__Tarea A__:
En el fragmento sobre la lluvia y la niñez, ¿en qué ciudad vivió temporalmente la familia tras salir de Guatemala?
__Tarea B__:
Continúa el fragmento sobre la lluvia y la niñez a partir de su última oración.

━━━━━ Fragmento ━━━━━

Yo nací en un día lluvioso. Uno como estos que ahora abundan en un julio generoso de aguaceros en esta ciudad imperio. Estoy a unos días de cumplir treinta y cuatro años, recuerdo, mirando el calendario del restaurante chino que he colgado en el estudio, al lado de los libros.
Escribo frente a la ventana donde se ven, tras las copa de un pino, las montañas donde pienso vivir en el retiro. Es el oeste de la ciudad y ahora que llueve se ve más verde que nunca, esperando que el sol evapore el exceso de agua en las hojas.
Anoche cené con mi hermana, mi madre y mi hijo. Una cosa muy cálida. Una suerte de trinchera fijada frente al horror que nos circunda. Llovió un poco mientras conducía hacia el restaurante. Vi las gotas descender por el vidrio del auto, mientras el sonido de los neumáticos imitaba el de un animal resbaloso atravesando el asfalto.
La lluvia siempre me lleva de vuelta a ciertos episodios de mi niñez en los que viví temporalmente en Ciudad de Panamá, con vistas a quedarnos todo el tiempo del mundo, a no volver a Guatemala. Recuerdo mi reacción ante la noticia, mi iniciación como nómada. Yo tenía once años.
Miraba las calles de Guatemala pensando que no iba a volver, que las perdería y por eso tenía que memorizarlas. Ponía atención a cada detalle como si repasando sus bordes yo hiciera mía su construcción colorida y sin embargo, la memoria, que no tiene vocación de aprehensiva, hacía lo suyo: construía otra ciudad en mí y no esa que trataba en vano de apropiarme.
Recuerdo a mi abuelo el día en que nos fuimos, de pie frente al cristal de la terminal aérea mirando un avión que se llevaba a su familia y yo, despidiéndome sin que me viera posar la mano sobre el cristal redondeado de la nave. Sus ojos llorosos como la lluvia.

━━━━━ Datos ━━━━━

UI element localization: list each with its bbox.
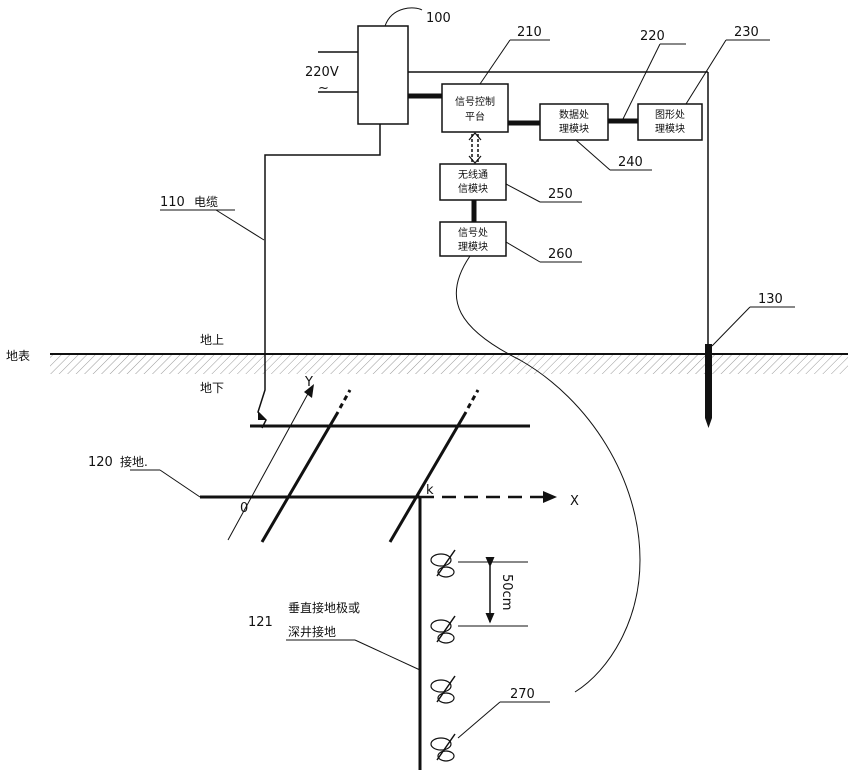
vertical-rod-label-line1: 垂直接地极或 [288, 600, 360, 615]
electrode-leader [712, 307, 750, 346]
wireless-module-ref: 250 [548, 187, 573, 202]
ground-net-leader [160, 470, 200, 497]
probe-3 [431, 676, 455, 703]
platform-line1: 信号控制 [455, 95, 495, 108]
cable-ref: 110 [160, 195, 185, 210]
graphics-module-line1: 图形处 [655, 109, 685, 121]
graphics-module-ref: 230 [734, 25, 759, 40]
processing-module-line2: 理模块 [458, 241, 488, 253]
vertical-rod-leader [355, 640, 420, 670]
ground-net-label: 接地. [120, 454, 148, 469]
point-k-label: k [426, 483, 434, 498]
surface-label: 地表 [6, 349, 30, 363]
cable-end-marker [258, 412, 266, 420]
data-module-leader-240 [576, 140, 610, 170]
above-ground-label: 地上 [200, 333, 224, 347]
y-axis [228, 390, 310, 540]
ground-net-diag-left [262, 412, 338, 542]
cable [258, 124, 380, 428]
platform-line2: 平台 [465, 110, 485, 123]
data-module-line2: 理模块 [559, 123, 589, 135]
ground-net-diag-left-dash [340, 390, 350, 408]
cable-label: 电缆 [194, 195, 218, 209]
vertical-rod-ref: 121 [248, 615, 273, 630]
probe-leader [458, 702, 500, 738]
data-module-ref-240: 240 [618, 155, 643, 170]
graphics-module-line2: 理模块 [655, 123, 685, 135]
x-axis-label: X [570, 494, 579, 509]
power-box [358, 26, 408, 124]
platform-ref: 210 [517, 25, 542, 40]
spacing-label: 50cm [499, 574, 514, 610]
ac-symbol: ~ [318, 81, 329, 96]
data-module-line1: 数据处 [559, 108, 589, 121]
below-ground-label: 地下 [200, 381, 224, 395]
probe-ref: 270 [510, 687, 535, 702]
processing-module-line1: 信号处 [458, 227, 488, 239]
processing-module-ref: 260 [548, 247, 573, 262]
ground-electrode [705, 344, 712, 418]
wireless-module-line2: 信模块 [458, 183, 488, 195]
probe-4 [431, 734, 455, 761]
ground-net-diag-right-dash [468, 390, 478, 408]
probe-1 [431, 550, 455, 577]
platform-leader [480, 40, 510, 84]
data-module-ref-220: 220 [640, 29, 665, 44]
processing-module-leader [506, 242, 540, 262]
wireless-arrow-down [469, 156, 481, 163]
ground-net-diag-right [390, 412, 466, 542]
cable-leader [216, 210, 264, 240]
electrode-ref: 130 [758, 292, 783, 307]
power-box-ref: 100 [426, 11, 451, 26]
vertical-rod-label-line2: 深井接地 [288, 624, 336, 639]
probe-signal-cable [456, 256, 640, 692]
signal-control-platform [442, 84, 508, 132]
wireless-module-line1: 无线通 [458, 168, 488, 181]
ground-electrode-tip [705, 418, 712, 428]
voltage-label: 220V [305, 65, 339, 80]
origin-label: 0 [240, 501, 248, 516]
wireless-module-leader [506, 184, 540, 202]
ground-net-ref: 120 [88, 455, 113, 470]
power-box-leader [385, 8, 422, 26]
probe-2 [431, 616, 455, 643]
y-axis-label: Y [304, 375, 313, 390]
ground-hatching [50, 354, 848, 374]
x-axis-arrowhead [543, 491, 557, 503]
wireless-arrow-up [469, 133, 481, 140]
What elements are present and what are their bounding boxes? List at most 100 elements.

━━━━━

__Respuesta A__:
En Ciudad de Panamá.

__Respuesta B__:
No era la primera vez que vivía en Panamá. Ya sabía del calor al abrir la puerta del avión, de la humedad abrasiva. Pero no recordaba que ahí llovía tanto. No es lo mismo la lluvia cayendo sobre el asfalto que sobre el mar. Aquello es un espectáculo de bravura, de gigantez, un rugido amenazante a plena luz del día.
Nos instalamos en un apartamento con vista al mar, en Paitilla. Aquella era una zona muy confortable, llena de edificios modernos y sitios abandonados donde la hierba crecía selvática. Era una especie de amazonas con incrustaciones de concreto. Piscinas como la de nuestro edificio, llenas de hojas y agua azul movida por la lluvia.
Las avenidas de Panamá refulgentes de vida, con vendedores aplaudiendo cuando uno pasaba para llamar la atención a los objetos. Un restaurante de mariscos llamado Chimborazo. Los hombres que por las mañanas empujaban carretas bajo el fuego del sol vendiendo chicha, los vecinos cubanos jugando al béisbol mientras les abrían las puertas de Miami. El sabor crujiente de los patacones.
Recuerdo las tardes en las que salíamos a jugar y mirar nuestra nueva vida. El canal y sus reservas de árboles. Un restaurante en medio de la selva con cañones oxidándose en la puerta. Un marine respondiéndome el saludo marcial que le hice desde el auto, cuando entramos a una sección del canal protegida.
Recuerdo aquella tarde en que nos estacionamos frente a un hipódromo bajo la lluvia. Recuerdo el gris del cielo derrumbarse a pedazos frente a nosotros, mientras el estruendo de una manada de caballos furiosos reventaba la pista y hacía temblar el auto bajo el aguacero. Llovía, siempre llovía en el Panamá gris que me creció en la memoria.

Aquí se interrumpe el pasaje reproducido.